## Start Task input
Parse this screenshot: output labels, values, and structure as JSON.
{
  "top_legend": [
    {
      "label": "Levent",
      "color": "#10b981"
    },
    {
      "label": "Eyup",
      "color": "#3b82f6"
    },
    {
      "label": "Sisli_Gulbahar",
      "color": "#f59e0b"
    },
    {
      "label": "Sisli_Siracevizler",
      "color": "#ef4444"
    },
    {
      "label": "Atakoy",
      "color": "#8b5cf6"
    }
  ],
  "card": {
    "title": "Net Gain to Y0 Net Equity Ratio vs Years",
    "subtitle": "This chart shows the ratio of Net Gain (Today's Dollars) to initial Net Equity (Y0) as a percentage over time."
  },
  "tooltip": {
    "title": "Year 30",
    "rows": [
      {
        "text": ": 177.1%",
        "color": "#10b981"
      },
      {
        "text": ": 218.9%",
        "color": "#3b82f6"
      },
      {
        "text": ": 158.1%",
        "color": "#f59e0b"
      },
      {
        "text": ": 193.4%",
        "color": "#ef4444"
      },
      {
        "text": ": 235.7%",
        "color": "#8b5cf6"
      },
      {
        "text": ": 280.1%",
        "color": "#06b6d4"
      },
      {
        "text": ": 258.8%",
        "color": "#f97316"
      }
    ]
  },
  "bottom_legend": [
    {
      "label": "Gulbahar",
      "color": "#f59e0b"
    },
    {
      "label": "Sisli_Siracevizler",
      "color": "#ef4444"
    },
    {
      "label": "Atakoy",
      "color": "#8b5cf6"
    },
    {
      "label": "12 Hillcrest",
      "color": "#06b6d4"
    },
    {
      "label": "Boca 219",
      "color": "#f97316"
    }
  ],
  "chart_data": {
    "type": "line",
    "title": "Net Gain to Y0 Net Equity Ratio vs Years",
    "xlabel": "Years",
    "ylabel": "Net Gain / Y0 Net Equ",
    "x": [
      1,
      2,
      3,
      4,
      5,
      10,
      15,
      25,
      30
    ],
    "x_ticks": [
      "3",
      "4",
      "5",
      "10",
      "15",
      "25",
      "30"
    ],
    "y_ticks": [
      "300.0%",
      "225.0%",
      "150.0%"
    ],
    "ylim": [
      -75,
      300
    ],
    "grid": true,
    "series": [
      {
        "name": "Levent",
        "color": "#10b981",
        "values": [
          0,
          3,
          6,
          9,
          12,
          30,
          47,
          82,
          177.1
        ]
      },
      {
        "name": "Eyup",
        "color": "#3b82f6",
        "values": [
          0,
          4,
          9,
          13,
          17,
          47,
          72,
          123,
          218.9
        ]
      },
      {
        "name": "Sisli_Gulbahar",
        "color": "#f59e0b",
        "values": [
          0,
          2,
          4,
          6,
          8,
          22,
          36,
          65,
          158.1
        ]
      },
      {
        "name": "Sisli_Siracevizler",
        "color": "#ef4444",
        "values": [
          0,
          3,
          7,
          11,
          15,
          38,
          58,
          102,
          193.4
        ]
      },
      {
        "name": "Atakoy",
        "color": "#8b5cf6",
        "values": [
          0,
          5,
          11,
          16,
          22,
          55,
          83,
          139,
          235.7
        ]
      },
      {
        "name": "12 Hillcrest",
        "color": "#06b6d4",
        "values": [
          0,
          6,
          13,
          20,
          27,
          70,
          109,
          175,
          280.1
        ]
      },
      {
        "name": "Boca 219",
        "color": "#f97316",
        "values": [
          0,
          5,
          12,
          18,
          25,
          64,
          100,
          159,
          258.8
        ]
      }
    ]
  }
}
## End Task input
Task goal: From the listing above, copy out each line where the word "text" appears.

Answer for the task:
        "text": ": 177.1%",
        "text": ": 218.9%",
        "text": ": 158.1%",
        "text": ": 193.4%",
        "text": ": 235.7%",
        "text": ": 280.1%",
        "text": ": 258.8%",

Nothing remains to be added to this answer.